> [TO DO]: List each line of the data in which the string "valuation" appears.

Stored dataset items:

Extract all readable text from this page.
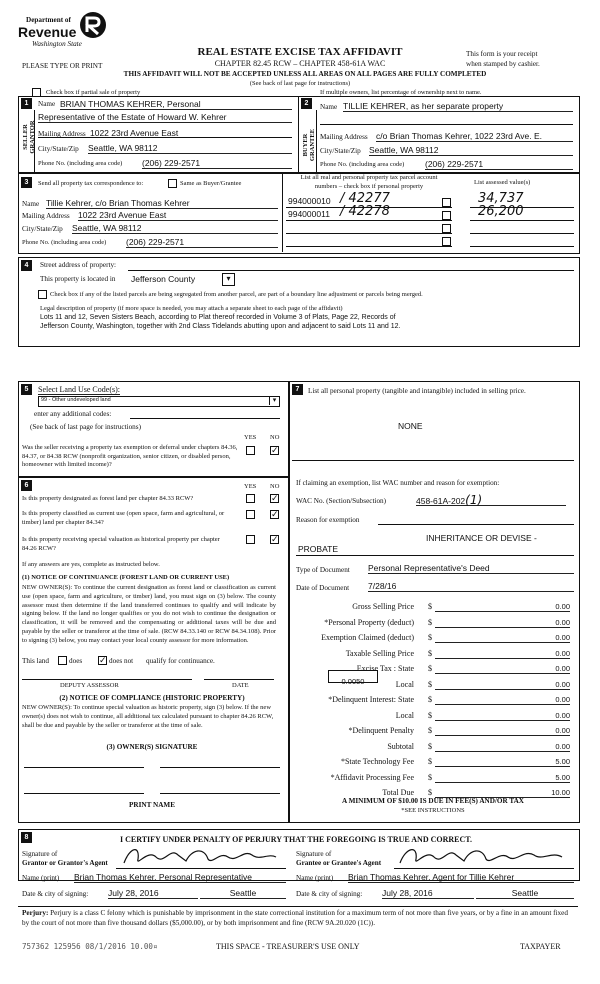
Department of
Revenue
Washington State
PLEASE TYPE OR PRINT
REAL ESTATE EXCISE TAX AFFIDAVIT
CHAPTER 82.45 RCW – CHAPTER 458-61A WAC
THIS AFFIDAVIT WILL NOT BE ACCEPTED UNLESS ALL AREAS ON ALL PAGES ARE FULLY COMPLETED
(See back of last page for instructions)
This form is your receipt
when stamped by cashier.
Check box if partial sale of property	If multiple owners, list percentage of ownership next to name.
1
SELLER GRANTOR
Name BRIAN THOMAS KEHRER, Personal
Representative of the Estate of Howard W. Kehrer
Mailing Address 1022 23rd Avenue East
City/State/Zip Seattle, WA 98112
Phone No. (including area code) (206) 229-2571
2
BUYER GRANTEE
Name TILLIE KEHRER, as her separate property
Mailing Address c/o Brian Thomas Kehrer, 1022 23rd Ave. E.
City/State/Zip Seattle, WA 98112
Phone No. (including area code) (206) 229-2571
3	Send all property tax correspondence to:	Same as Buyer/Grantee
Name Tillie Kehrer, c/o Brian Thomas Kehrer
Mailing Address 1022 23rd Avenue East
City/State/Zip Seattle, WA 98112
Phone No. (including area code) (206) 229-2571
List all real and personal property tax parcel account
numbers – check box if personal property
List assessed value(s)
994000010 / 42277	34,737
994000011 / 42278	26,200
4	Street address of property:
This property is located in Jefferson County	▾
Check box if any of the listed parcels are being segregated from another parcel, are part of a boundary line adjustment or parcels being merged.
Legal description of property (if more space is needed, you may attach a separate sheet to each page of the affidavit)
Lots 11 and 12, Seven Sisters Beach, according to Plat thereof recorded in Volume 3 of Plats, Page 22, Records of
Jefferson County, Washington, together with 2nd Class Tidelands abutting upon and adjacent to said Lots 11 and 12.
5	Select Land Use Code(s):
99 - Other undeveloped land	▾
enter any additional codes:
(See back of last page for instructions)
YES NO
Was the seller receiving a property tax exemption or deferral under chapters 84.36, 84.37, or 84.38 RCW (nonprofit organization, senior citizen, or disabled person, homeowner with limited income)?
✓
6	YES NO
Is this property designated as forest land per chapter 84.33 RCW?	✓
Is this property classified as current use (open space, farm and agricultural, or timber) land per chapter 84.34?
✓
Is this property receiving special valuation as historical property per chapter 84.26 RCW?
✓
If any answers are yes, complete as instructed below.
(1) NOTICE OF CONTINUANCE (FOREST LAND OR CURRENT USE)
NEW OWNER(S): To continue the current designation as forest land or classification as current use (open space, farm and agriculture, or timber) land, you must sign on (3) below. The county assessor must then determine if the land transferred continues to qualify and will indicate by signing below. If the land no longer qualifies or you do not wish to continue the designation or classification, it will be removed and the compensating or additional taxes will be due and payable by the seller or transferor at the time of sale. (RCW 84.33.140 or RCW 84.34.108). Prior to signing (3) below, you may contact your local county assessor for more information.
This land	does ✓ does not qualify for continuance.
DEPUTY ASSESSOR	DATE
(2) NOTICE OF COMPLIANCE (HISTORIC PROPERTY)
NEW OWNER(S): To continue special valuation as historic property, sign (3) below. If the new owner(s) does not wish to continue, all additional tax calculated pursuant to chapter 84.26 RCW, shall be due and payable by the seller or transferor at the time of sale.
(3) OWNER(S) SIGNATURE
PRINT NAME
7	List all personal property (tangible and intangible) included in selling price.
NONE
If claiming an exemption, list WAC number and reason for exemption:
WAC No. (Section/Subsection)	458-61A-202(1)
Reason for exemption
INHERITANCE OR DEVISE -
PROBATE
Type of Document Personal Representative's Deed
Date of Document 7/28/16
Gross Selling Price $	0.00
*Personal Property (deduct) $	0.00
Exemption Claimed (deduct) $	0.00
Taxable Selling Price $	0.00
Excise Tax : State $	0.00
Local $	0.00
*Delinquent Interest: State $	0.00
Local $	0.00
*Delinquent Penalty $	0.00
Subtotal $	0.00
*State Technology Fee $	5.00
*Affidavit Processing Fee $	5.00
Total Due $	10.00
0.0050
A MINIMUM OF $10.00 IS DUE IN FEE(S) AND/OR TAX
*SEE INSTRUCTIONS
8	I CERTIFY UNDER PENALTY OF PERJURY THAT THE FOREGOING IS TRUE AND CORRECT.
Signature of
Grantor or Grantor's Agent
Name (print) Brian Thomas Kehrer, Personal Representative
Date & city of signing: July 28, 2016	Seattle
Signature of
Grantee or Grantee's Agent
Name (print) Brian Thomas Kehrer, Agent for Tillie Kehrer
Date & city of signing: July 28, 2016	Seattle
Perjury: Perjury is a class C felony which is punishable by imprisonment in the state correctional institution for a maximum term of not more than five years, or by a fine in an amount fixed by the court of not more than five thousand dollars ($5,000.00), or by both imprisonment and fine (RCW 9A.20.020 (1C)).
757362 125956 08/1/2016 10.00¤	THIS SPACE - TREASURER'S USE ONLY	TAXPAYER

> [EXERCISE RESULT]:
Is this property receiving special valuation as historical property per chapter 84.26 RCW?
NEW OWNER(S): To continue special valuation as historic property, sign (3) below. If the new owner(s) does not wish to continue, all additional tax calculated pursuant to chapter 84.26 RCW, shall be due and payable by the seller or transferor at the time of sale.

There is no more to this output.